**Exercise description:** Collect all the lines that mention the word "value".

**Exercise inputs:**
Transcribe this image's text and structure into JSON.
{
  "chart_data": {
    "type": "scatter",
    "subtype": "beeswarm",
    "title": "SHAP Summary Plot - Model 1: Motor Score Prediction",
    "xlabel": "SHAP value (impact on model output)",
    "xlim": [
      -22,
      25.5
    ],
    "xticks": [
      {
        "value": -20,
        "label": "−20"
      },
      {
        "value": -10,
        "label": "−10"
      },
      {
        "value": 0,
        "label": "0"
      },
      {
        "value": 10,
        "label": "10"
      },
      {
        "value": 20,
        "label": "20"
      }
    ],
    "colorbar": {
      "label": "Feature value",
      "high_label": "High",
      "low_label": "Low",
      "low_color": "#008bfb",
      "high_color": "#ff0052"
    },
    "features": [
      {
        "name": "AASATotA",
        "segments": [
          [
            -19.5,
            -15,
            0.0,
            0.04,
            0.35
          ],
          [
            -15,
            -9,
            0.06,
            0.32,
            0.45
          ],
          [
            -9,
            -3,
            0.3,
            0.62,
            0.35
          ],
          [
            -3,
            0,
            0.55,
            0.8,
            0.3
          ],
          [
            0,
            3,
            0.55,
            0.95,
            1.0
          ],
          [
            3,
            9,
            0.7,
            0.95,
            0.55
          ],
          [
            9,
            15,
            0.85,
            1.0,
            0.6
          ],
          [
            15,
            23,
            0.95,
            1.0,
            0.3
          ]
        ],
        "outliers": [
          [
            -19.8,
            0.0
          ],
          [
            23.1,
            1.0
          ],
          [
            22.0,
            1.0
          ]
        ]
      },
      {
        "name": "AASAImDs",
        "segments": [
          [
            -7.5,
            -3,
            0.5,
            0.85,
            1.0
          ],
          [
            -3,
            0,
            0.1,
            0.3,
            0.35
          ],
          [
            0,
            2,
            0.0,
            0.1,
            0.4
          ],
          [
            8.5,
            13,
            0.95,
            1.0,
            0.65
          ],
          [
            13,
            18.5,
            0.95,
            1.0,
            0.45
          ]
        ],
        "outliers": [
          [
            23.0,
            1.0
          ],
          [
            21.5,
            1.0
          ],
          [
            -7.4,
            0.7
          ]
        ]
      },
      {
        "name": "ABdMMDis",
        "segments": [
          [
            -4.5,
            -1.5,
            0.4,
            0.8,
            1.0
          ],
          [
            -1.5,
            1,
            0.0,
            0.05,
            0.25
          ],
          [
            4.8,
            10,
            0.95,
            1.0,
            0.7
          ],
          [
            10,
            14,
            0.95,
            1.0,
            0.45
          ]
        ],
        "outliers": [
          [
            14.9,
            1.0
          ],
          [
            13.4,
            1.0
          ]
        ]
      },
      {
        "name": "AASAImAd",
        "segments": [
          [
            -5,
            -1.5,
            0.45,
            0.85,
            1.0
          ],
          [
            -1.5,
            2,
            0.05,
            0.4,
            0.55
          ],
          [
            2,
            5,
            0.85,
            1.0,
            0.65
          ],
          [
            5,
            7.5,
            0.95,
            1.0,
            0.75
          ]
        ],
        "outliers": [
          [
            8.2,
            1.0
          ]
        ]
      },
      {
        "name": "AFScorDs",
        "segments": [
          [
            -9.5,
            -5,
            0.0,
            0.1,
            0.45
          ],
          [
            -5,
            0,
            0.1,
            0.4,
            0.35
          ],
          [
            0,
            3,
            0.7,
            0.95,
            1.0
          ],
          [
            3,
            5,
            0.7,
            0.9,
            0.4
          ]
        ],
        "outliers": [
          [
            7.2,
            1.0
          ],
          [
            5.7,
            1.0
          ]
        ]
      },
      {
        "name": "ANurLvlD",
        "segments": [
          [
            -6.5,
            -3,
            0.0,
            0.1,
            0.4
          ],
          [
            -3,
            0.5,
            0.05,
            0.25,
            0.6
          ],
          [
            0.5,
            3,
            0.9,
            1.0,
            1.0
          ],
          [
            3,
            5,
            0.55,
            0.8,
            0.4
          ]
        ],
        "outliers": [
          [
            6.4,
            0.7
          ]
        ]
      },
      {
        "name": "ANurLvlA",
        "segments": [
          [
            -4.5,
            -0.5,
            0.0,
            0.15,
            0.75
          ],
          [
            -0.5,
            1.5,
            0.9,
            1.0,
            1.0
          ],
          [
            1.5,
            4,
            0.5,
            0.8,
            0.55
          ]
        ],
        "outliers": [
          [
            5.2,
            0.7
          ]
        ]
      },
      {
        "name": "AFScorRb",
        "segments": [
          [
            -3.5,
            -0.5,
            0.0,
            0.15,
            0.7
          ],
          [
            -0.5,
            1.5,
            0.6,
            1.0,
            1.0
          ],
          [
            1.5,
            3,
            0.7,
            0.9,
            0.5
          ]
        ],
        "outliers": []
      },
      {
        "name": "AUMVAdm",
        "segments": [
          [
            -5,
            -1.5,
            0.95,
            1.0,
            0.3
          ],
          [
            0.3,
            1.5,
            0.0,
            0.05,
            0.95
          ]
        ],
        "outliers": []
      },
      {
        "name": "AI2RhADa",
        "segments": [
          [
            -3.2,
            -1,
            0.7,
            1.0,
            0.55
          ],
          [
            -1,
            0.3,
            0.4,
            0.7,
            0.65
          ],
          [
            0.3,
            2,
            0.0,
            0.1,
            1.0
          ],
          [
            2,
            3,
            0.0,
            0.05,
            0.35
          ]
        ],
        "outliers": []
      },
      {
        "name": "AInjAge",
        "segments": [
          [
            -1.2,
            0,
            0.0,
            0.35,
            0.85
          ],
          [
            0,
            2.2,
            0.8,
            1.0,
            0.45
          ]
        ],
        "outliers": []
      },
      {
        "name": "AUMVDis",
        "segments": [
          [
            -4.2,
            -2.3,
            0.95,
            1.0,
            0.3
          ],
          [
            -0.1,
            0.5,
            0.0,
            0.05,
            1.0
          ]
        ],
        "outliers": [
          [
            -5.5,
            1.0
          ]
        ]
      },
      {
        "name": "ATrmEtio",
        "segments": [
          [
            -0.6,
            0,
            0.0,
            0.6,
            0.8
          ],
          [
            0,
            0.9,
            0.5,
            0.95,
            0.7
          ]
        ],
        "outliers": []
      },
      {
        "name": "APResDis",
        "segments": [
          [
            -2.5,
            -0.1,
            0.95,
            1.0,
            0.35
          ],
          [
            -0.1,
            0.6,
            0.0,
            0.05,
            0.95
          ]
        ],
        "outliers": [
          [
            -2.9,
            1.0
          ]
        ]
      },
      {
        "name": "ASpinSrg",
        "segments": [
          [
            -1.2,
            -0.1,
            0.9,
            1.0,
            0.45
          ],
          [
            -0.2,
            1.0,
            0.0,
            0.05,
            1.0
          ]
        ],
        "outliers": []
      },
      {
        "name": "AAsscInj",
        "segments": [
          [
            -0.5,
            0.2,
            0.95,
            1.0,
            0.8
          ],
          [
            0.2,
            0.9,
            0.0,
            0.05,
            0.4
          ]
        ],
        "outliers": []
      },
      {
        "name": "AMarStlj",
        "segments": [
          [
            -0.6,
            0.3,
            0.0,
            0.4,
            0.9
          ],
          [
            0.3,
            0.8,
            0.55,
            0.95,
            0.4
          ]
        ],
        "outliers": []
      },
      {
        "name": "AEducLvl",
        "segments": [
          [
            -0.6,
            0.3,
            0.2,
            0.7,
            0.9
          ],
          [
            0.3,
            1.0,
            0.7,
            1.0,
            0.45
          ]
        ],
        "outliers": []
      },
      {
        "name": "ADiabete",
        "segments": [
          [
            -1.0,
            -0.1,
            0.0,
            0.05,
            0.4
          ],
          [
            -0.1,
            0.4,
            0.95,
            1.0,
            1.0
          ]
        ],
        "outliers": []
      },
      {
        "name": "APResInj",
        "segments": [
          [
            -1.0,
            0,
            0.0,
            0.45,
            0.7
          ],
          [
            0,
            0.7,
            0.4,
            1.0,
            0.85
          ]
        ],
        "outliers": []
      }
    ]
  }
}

**Task answer:**
    "xlabel": "SHAP value (impact on model output)",
        "value": -20,
        "value": -10,
        "value": 0,
        "value": 10,
        "value": 20,
      "label": "Feature value",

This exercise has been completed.